(Figure collection entries)
----------------------------------------

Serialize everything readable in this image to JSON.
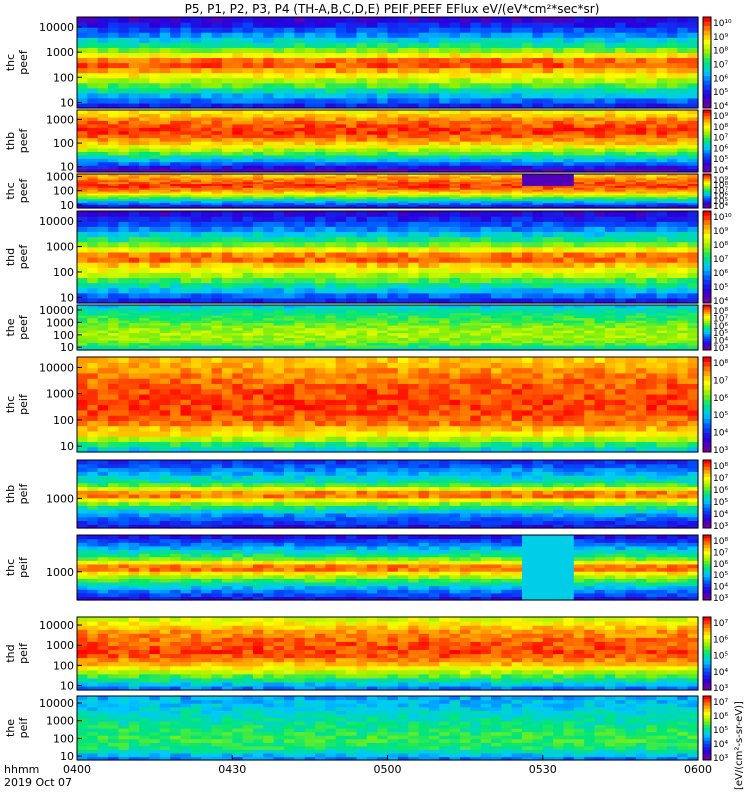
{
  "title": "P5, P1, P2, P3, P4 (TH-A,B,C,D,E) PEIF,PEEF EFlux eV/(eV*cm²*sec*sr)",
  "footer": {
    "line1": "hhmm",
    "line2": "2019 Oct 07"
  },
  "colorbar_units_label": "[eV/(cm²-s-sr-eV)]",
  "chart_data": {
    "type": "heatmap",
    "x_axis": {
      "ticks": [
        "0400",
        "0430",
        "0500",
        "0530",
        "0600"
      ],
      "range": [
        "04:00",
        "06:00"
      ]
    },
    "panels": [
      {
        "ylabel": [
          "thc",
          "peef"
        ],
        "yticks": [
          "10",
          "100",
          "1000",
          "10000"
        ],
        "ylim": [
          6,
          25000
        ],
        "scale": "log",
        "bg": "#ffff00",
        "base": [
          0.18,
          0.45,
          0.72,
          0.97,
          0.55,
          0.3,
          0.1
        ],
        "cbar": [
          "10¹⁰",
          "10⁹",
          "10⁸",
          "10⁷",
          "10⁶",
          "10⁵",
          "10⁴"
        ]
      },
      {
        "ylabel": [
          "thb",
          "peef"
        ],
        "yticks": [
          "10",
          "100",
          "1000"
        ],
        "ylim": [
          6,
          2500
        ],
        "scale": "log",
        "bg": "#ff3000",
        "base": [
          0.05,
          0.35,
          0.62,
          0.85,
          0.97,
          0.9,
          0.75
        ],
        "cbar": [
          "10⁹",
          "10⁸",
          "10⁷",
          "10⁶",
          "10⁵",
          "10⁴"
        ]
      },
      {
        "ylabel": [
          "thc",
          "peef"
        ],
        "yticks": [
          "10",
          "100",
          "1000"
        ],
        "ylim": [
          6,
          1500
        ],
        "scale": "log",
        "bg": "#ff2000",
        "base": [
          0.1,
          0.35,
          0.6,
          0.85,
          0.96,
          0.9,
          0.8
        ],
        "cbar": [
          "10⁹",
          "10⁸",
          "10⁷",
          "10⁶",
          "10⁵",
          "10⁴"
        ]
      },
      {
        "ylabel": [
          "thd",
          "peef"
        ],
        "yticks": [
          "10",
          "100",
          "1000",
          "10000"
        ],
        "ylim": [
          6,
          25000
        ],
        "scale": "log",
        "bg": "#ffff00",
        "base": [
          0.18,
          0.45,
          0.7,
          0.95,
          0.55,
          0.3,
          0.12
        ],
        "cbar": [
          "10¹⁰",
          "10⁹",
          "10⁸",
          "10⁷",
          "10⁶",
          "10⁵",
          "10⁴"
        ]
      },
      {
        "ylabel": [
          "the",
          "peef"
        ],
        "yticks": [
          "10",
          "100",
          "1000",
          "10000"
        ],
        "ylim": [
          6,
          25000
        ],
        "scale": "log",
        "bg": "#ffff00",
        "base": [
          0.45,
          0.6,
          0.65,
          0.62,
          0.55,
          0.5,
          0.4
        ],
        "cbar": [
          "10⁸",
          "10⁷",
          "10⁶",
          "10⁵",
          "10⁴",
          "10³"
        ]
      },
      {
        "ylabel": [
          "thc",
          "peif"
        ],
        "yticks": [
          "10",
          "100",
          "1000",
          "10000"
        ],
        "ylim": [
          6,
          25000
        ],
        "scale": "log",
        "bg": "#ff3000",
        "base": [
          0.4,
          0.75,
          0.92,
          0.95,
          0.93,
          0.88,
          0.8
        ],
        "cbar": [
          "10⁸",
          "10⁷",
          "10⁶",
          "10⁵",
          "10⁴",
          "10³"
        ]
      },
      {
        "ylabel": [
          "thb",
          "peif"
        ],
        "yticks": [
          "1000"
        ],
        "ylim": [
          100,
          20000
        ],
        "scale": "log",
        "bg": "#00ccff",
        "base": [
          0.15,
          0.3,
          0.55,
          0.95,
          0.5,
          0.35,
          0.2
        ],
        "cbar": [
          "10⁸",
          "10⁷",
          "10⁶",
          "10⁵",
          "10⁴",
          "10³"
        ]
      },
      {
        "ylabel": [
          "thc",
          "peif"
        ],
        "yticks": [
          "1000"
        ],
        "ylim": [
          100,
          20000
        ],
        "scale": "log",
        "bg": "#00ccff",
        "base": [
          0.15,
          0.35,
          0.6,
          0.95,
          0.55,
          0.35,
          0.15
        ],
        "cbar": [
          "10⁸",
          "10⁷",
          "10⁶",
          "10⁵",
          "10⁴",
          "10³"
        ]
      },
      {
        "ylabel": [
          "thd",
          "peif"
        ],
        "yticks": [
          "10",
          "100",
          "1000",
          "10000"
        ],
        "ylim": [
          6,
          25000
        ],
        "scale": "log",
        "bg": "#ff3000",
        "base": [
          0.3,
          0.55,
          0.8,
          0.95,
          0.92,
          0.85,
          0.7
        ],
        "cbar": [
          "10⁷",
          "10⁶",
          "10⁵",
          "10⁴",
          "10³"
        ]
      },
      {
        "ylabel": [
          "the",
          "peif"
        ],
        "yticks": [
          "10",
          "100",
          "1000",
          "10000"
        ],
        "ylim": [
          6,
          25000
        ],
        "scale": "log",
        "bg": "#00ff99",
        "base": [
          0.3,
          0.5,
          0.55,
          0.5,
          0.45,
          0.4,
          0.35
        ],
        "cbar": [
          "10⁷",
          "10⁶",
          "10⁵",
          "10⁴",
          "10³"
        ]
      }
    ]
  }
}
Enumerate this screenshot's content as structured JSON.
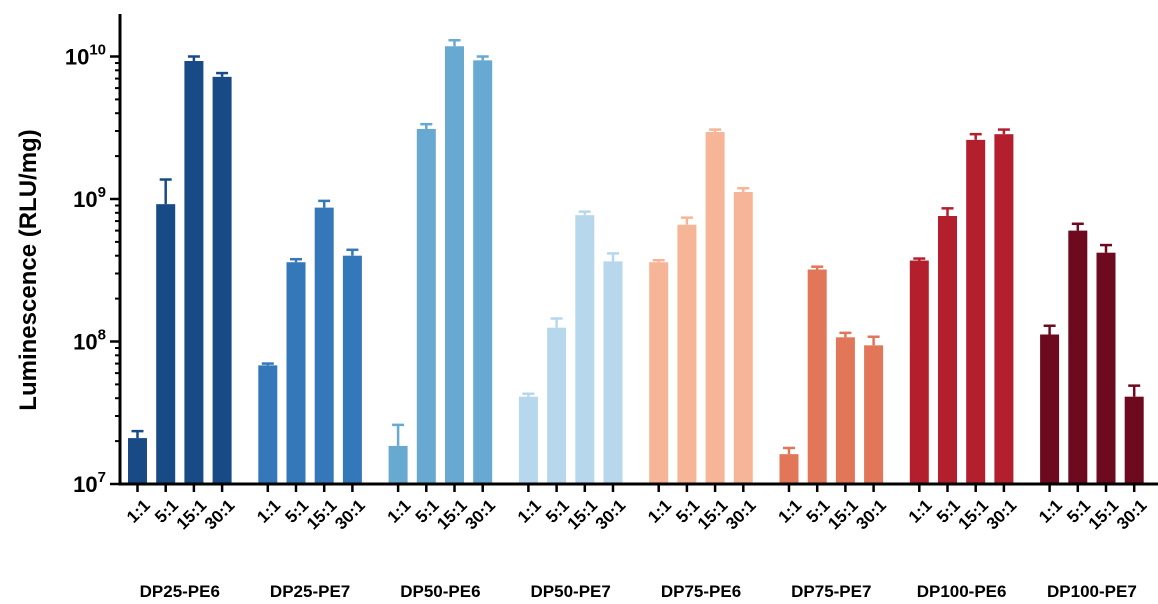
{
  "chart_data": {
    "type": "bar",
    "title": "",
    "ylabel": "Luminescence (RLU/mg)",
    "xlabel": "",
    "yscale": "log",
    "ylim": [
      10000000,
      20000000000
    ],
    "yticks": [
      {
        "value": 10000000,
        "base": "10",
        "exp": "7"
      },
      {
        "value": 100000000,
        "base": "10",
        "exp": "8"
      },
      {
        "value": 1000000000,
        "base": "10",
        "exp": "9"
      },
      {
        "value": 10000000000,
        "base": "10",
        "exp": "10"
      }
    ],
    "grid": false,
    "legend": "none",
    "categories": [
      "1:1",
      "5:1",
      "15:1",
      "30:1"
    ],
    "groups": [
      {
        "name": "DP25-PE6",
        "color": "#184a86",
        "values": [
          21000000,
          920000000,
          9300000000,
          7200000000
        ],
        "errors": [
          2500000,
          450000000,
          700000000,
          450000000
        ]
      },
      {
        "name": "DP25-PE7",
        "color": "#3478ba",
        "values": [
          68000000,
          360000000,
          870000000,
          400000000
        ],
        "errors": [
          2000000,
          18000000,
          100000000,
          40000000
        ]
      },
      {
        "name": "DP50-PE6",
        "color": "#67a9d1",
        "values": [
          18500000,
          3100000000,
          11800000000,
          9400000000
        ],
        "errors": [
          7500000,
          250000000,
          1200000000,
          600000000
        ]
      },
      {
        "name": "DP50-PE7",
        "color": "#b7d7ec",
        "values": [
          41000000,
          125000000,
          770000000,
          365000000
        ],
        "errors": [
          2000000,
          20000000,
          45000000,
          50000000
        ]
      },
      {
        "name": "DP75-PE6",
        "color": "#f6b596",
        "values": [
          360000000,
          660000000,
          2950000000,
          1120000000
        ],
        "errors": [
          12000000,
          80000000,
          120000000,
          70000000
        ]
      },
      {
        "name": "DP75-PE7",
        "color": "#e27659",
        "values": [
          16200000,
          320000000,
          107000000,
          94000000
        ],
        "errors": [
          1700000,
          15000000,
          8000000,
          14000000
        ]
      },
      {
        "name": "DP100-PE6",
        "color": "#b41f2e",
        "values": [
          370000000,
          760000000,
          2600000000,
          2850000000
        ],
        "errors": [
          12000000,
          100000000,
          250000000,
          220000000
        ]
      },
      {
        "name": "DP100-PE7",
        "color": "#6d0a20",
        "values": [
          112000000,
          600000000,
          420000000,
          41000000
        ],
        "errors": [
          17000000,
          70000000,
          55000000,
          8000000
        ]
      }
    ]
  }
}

----------------------------------------

Lines that hold the word "JSON" are the ones to return, every one of them.

### RESPONSE TO THIS TASK:
Serialize everything readable in this image to JSON.
Enumerate this screenshot's content as structured JSON.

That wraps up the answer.